Stored items:
******************************

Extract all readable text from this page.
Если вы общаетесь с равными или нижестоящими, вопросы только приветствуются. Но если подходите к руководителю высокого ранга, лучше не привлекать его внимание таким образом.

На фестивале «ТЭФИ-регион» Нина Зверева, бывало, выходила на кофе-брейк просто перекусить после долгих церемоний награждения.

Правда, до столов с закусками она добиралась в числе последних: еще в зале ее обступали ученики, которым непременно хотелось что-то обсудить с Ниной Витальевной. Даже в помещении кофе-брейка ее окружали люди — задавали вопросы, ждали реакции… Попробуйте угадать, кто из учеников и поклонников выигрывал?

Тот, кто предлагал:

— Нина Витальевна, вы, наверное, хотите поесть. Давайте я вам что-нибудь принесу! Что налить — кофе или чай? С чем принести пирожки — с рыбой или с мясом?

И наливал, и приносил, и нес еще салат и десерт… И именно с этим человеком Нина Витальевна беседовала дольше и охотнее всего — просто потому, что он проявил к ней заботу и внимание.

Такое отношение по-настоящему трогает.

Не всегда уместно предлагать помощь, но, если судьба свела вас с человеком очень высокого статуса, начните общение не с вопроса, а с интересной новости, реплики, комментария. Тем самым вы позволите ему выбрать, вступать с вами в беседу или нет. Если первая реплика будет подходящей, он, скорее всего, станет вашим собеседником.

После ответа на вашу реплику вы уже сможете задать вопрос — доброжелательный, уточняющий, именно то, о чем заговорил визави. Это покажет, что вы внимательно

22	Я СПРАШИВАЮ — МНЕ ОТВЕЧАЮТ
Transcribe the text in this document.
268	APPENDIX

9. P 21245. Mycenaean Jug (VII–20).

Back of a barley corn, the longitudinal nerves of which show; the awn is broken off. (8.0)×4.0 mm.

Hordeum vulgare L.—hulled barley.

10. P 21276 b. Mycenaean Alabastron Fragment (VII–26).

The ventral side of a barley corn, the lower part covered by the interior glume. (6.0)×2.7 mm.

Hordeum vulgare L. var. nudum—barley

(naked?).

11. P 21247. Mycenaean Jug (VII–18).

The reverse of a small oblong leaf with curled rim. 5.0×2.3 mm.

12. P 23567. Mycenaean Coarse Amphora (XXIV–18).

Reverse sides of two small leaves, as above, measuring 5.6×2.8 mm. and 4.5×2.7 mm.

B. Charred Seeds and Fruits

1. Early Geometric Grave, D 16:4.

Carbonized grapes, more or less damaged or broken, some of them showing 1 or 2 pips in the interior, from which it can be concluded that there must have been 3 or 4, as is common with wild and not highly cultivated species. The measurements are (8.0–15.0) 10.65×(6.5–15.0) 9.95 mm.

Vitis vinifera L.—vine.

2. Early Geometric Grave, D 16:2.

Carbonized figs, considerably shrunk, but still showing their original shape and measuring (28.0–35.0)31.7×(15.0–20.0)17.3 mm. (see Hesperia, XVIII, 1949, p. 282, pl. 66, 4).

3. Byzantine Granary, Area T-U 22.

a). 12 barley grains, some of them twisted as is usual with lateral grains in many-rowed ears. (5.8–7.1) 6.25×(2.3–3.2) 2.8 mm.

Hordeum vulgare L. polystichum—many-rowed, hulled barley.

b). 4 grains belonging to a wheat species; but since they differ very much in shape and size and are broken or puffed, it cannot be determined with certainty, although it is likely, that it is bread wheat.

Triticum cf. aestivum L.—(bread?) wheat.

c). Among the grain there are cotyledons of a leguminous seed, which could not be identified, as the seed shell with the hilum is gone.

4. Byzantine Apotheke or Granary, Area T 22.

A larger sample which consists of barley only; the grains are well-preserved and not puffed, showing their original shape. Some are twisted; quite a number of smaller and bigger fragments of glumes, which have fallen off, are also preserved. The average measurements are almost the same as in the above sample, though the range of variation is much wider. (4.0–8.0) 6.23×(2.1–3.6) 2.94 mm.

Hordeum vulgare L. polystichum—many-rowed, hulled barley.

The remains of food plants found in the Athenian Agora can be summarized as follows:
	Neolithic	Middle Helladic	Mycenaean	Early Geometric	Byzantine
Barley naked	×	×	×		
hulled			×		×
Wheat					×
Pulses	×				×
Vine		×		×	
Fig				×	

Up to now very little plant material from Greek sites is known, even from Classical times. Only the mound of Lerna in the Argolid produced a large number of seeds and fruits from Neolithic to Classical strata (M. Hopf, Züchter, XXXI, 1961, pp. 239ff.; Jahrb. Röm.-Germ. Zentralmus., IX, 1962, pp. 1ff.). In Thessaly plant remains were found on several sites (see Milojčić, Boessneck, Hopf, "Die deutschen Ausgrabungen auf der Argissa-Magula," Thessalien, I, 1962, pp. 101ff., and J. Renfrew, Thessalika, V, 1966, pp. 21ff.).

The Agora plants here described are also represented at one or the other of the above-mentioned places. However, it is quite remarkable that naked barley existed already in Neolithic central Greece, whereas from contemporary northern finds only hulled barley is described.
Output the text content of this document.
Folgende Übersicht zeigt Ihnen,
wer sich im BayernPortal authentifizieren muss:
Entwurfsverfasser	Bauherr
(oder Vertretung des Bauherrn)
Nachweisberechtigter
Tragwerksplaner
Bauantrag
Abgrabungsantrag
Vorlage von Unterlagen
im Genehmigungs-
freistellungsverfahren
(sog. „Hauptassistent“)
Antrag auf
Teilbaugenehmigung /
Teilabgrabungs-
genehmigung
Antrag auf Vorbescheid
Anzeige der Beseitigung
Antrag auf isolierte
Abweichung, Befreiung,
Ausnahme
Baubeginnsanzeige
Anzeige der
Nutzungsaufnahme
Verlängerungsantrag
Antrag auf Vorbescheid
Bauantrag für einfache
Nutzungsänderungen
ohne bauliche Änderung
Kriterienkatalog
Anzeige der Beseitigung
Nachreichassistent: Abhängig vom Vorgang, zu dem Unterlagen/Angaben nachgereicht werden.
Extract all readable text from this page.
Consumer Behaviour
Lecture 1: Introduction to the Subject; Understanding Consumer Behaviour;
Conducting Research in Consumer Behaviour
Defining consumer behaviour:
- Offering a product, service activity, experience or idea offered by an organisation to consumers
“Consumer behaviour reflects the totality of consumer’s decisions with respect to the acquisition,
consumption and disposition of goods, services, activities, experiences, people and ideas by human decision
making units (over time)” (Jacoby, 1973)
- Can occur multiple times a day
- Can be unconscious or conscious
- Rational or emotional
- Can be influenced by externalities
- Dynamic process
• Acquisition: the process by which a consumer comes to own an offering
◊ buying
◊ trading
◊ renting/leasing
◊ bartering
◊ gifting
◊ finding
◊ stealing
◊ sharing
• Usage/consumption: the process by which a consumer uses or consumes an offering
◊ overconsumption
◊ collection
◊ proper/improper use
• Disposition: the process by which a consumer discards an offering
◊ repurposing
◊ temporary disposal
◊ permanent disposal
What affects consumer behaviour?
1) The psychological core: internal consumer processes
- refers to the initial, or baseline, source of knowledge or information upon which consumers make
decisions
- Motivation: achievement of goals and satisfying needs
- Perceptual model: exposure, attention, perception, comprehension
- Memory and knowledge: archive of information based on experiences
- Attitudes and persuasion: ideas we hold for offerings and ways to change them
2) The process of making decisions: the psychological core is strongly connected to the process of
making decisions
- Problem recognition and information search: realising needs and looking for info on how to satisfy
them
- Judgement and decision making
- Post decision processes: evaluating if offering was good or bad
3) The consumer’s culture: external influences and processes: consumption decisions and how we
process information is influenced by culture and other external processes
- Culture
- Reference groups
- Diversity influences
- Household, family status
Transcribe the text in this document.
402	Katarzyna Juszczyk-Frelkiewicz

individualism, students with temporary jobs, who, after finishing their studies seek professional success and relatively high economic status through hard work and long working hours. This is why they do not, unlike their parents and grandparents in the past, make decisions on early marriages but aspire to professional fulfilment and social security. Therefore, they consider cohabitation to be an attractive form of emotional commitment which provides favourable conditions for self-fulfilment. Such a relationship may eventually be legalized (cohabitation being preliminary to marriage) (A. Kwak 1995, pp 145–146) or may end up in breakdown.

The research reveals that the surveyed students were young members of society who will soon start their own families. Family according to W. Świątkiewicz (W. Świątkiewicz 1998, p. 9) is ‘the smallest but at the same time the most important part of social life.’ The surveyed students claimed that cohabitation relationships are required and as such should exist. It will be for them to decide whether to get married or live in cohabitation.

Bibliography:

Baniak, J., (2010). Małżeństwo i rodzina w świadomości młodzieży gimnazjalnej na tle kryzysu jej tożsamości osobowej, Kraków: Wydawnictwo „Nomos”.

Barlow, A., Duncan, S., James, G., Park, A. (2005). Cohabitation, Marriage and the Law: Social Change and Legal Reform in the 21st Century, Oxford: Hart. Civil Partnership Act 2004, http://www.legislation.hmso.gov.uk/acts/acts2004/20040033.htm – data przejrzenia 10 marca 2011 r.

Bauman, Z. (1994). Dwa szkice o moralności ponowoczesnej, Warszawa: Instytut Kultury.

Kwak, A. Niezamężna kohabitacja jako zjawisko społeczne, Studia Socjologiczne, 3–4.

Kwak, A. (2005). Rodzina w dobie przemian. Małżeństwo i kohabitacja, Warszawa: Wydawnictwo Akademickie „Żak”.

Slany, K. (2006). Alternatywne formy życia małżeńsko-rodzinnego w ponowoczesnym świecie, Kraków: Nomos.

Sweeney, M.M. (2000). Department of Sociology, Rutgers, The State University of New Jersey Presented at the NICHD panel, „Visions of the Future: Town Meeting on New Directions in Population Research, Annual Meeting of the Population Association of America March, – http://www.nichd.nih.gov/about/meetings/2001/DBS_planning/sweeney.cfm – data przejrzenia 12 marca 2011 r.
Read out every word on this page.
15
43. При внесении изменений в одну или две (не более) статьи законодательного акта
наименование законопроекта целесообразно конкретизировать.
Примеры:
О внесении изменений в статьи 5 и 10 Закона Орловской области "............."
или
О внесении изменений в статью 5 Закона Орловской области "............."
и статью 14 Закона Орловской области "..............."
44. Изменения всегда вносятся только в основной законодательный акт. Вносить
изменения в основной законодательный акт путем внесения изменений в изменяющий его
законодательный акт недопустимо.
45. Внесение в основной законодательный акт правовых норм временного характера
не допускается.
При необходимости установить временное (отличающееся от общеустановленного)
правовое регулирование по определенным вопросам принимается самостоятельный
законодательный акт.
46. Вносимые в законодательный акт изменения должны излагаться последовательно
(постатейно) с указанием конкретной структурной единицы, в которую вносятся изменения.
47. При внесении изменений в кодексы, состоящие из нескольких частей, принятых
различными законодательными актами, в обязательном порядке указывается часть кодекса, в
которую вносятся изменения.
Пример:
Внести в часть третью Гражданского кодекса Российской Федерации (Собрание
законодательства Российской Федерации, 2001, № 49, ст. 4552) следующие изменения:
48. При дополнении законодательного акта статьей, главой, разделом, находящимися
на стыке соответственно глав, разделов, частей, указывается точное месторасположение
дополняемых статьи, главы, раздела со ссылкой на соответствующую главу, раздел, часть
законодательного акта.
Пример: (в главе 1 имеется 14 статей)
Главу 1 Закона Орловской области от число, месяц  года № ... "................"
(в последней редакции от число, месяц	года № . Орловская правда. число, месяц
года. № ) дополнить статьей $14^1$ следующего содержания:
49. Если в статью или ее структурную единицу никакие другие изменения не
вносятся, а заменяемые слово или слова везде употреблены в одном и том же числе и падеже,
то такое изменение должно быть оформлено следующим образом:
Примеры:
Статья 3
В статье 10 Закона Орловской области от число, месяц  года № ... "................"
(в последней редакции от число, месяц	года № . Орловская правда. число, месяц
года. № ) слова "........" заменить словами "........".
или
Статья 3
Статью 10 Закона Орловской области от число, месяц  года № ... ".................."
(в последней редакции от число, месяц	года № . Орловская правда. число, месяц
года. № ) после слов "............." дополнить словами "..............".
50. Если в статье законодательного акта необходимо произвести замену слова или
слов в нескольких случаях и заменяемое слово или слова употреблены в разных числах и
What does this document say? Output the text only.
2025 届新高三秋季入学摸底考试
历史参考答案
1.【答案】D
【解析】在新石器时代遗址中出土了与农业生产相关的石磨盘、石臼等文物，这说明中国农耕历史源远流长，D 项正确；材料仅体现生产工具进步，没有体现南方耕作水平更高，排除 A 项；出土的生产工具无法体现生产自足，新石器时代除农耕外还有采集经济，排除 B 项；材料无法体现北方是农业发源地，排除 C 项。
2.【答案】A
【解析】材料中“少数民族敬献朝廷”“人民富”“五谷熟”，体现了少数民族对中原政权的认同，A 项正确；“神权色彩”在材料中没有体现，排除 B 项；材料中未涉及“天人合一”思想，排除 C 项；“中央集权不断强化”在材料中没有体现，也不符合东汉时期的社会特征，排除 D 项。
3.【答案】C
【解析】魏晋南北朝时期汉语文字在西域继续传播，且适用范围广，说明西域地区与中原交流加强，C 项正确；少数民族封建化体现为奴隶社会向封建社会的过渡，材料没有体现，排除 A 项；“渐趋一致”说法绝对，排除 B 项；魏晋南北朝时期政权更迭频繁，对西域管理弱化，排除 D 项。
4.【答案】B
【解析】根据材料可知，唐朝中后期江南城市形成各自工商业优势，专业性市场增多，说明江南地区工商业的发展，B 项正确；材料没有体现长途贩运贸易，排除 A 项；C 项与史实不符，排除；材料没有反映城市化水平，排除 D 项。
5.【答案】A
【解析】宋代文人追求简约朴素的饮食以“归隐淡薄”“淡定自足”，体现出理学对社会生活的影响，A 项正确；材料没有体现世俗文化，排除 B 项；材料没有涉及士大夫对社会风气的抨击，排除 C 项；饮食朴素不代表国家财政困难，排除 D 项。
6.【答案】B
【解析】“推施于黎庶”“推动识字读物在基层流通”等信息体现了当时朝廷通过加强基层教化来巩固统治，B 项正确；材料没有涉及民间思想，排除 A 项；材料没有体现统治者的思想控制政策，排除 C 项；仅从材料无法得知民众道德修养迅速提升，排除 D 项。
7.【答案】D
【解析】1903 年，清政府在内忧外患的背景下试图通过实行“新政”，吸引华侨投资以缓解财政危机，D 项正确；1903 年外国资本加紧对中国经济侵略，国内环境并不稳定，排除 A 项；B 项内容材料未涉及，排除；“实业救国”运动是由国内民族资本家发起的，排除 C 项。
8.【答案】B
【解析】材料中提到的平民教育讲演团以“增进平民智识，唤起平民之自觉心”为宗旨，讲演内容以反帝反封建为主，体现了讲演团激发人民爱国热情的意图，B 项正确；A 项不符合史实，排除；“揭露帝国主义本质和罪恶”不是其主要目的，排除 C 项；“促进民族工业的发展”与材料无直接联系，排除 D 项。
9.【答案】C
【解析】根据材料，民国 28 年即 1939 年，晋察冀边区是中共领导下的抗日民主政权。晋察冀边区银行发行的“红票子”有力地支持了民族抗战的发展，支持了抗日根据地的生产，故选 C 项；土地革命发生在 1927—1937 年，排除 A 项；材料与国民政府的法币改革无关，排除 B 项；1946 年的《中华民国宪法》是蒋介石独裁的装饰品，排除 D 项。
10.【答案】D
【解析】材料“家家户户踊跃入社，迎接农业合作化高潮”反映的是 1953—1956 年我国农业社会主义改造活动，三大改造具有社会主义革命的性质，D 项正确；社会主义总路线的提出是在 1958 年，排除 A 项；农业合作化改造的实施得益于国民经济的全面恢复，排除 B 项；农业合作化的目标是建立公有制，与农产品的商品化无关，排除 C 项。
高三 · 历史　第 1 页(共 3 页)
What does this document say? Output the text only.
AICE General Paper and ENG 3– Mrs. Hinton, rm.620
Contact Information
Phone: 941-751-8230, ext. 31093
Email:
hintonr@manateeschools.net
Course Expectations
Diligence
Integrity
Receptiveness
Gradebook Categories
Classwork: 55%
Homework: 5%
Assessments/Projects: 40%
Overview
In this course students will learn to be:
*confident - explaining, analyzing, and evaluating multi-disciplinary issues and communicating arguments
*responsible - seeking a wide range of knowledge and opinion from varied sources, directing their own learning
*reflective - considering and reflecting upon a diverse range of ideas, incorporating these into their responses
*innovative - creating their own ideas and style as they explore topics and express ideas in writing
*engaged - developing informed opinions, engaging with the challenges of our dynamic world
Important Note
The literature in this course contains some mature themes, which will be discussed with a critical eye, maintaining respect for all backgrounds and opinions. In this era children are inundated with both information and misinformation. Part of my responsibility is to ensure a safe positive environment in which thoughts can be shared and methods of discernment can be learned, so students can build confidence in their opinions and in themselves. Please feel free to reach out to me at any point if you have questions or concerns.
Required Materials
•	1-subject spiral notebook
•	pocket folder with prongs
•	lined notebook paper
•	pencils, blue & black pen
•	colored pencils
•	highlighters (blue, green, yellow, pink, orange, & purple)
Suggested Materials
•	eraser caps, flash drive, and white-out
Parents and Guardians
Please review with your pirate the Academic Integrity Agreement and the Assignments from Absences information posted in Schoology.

******************************

• **REQUIREMENT**: Which lines contain "употреблены"? Copy each of them.

• **FINISHED ANSWER**:
вносятся, а заменяемые слово или слова везде употреблены в одном и том же числе и падеже,
слов в нескольких случаях и заменяемое слово или слова употреблены в разных числах и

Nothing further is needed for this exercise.